__INSTRUCTION__: Pull every line of the entries that has the word "joka".

begin AVAILABLE RECORDS

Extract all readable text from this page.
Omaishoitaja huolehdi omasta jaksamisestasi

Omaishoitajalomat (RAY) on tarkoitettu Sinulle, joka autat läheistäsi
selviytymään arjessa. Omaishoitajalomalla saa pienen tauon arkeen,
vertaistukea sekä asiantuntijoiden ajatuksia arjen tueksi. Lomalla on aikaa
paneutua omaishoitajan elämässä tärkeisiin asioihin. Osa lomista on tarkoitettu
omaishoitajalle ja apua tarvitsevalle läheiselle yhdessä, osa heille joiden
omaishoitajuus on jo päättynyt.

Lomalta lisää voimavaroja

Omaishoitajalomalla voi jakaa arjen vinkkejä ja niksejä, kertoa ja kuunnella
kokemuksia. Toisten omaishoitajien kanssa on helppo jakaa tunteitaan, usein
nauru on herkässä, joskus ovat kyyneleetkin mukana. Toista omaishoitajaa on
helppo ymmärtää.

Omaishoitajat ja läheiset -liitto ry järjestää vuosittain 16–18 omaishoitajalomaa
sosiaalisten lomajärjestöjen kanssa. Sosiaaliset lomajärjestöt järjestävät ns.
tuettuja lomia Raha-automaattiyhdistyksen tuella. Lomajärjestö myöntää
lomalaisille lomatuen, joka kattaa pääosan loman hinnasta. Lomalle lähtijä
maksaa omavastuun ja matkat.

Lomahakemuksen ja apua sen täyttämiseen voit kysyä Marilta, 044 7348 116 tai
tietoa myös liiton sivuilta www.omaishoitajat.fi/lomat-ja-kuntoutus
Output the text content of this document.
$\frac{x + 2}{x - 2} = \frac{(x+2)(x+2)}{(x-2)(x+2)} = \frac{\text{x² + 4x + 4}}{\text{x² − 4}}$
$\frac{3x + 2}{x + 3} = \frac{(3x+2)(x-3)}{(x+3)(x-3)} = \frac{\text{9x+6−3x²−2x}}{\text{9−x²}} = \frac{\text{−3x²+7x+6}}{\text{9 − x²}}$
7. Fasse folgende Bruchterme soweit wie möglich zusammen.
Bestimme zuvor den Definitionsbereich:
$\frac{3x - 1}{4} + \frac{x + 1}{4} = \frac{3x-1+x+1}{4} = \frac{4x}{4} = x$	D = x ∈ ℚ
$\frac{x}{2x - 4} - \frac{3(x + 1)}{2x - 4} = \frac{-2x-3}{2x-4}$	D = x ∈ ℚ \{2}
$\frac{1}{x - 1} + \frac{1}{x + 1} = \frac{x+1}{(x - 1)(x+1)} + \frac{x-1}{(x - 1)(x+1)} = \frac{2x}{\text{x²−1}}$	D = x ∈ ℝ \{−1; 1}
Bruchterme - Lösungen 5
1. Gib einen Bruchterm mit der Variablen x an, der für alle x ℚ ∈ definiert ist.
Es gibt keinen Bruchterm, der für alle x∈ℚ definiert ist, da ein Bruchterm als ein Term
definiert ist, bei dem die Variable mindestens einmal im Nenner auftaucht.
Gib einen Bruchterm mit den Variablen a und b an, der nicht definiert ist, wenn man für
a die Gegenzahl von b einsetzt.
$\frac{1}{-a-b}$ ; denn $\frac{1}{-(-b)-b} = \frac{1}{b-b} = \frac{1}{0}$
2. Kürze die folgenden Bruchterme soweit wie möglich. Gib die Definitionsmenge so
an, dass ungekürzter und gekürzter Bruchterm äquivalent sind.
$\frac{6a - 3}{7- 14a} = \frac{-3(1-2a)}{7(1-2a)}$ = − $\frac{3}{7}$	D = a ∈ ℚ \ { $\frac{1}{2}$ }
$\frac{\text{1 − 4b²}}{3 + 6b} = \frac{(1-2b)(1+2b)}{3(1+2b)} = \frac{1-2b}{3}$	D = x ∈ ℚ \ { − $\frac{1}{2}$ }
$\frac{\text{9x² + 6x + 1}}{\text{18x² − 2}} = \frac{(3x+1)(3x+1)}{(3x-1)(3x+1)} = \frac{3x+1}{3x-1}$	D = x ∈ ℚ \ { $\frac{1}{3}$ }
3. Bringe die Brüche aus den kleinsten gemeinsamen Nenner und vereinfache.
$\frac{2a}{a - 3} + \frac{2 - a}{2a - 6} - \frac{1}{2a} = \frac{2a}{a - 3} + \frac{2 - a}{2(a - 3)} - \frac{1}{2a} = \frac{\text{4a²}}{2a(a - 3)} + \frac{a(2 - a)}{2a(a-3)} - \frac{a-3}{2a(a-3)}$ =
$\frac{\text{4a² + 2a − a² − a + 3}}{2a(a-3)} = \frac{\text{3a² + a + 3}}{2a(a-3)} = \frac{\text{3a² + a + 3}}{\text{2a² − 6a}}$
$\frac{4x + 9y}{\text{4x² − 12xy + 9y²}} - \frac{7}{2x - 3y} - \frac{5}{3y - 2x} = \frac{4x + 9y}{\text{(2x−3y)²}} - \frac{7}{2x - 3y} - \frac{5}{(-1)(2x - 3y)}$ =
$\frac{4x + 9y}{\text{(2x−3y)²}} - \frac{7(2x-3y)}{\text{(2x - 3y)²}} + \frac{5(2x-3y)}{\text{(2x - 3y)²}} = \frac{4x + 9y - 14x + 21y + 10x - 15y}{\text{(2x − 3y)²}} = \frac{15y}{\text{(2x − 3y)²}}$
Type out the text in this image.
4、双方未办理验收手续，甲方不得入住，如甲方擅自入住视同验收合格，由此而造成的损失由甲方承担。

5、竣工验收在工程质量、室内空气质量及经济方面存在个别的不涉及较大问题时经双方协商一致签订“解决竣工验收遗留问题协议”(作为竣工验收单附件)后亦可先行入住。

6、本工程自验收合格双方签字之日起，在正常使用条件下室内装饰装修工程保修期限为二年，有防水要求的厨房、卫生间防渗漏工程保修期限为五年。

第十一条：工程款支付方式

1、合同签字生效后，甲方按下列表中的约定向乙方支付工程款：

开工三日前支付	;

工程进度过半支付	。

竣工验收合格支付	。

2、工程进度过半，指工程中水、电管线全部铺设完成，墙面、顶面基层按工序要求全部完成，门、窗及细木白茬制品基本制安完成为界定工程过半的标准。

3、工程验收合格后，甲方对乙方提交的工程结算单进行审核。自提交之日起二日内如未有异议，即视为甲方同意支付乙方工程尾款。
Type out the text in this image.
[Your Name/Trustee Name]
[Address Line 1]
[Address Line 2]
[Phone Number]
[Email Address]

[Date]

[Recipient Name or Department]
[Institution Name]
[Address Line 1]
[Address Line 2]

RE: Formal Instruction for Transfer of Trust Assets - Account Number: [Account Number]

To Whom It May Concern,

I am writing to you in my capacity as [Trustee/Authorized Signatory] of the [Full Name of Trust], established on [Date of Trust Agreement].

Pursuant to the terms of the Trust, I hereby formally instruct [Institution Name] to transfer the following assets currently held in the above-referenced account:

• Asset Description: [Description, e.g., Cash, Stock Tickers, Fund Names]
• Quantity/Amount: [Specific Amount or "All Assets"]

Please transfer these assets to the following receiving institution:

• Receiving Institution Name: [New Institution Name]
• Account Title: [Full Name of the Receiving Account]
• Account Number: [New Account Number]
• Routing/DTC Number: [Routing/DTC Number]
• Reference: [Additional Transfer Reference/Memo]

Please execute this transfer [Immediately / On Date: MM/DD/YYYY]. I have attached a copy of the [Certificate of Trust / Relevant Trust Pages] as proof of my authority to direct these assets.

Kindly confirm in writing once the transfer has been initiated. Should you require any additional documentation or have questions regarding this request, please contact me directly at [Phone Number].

end AVAILABLE RECORDS

__FINAL ANSWER__:
Omaishoitajalomat (RAY) on tarkoitettu Sinulle, joka autat läheistäsi
lomalaisille lomatuen, joka kattaa pääosan loman hinnasta. Lomalle lähtijä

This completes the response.